§ **WRITTEN REQUEST**
In the data below, find every line with the string "label" and pull it out.

§ **RECORDS SHOWN**
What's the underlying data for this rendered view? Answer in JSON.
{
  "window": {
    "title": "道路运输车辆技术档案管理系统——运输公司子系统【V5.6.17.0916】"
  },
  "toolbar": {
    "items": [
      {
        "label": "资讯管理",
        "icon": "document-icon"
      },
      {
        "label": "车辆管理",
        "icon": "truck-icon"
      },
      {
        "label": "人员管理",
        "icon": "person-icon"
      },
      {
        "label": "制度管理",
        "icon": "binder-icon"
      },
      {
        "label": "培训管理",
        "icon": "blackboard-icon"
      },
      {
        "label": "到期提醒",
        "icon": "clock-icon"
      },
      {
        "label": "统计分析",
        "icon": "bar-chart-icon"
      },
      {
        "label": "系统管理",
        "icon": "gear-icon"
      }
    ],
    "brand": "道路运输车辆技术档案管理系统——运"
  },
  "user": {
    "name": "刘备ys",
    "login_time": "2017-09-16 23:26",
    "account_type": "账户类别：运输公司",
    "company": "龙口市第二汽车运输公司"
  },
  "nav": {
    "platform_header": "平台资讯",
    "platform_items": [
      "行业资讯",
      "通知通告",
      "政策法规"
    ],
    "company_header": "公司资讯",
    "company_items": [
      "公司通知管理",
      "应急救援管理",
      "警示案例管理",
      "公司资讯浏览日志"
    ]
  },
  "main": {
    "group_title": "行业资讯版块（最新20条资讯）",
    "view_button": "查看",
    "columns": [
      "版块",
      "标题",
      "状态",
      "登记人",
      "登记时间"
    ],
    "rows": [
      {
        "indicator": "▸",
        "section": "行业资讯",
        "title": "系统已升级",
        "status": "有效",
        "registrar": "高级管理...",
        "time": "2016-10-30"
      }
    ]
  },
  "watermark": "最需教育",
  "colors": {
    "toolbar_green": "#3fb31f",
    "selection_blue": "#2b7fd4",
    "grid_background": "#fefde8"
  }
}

§ **TASK ANSWER**
        "label": "资讯管理",
        "label": "车辆管理",
        "label": "人员管理",
        "label": "制度管理",
        "label": "培训管理",
        "label": "到期提醒",
        "label": "统计分析",
        "label": "系统管理",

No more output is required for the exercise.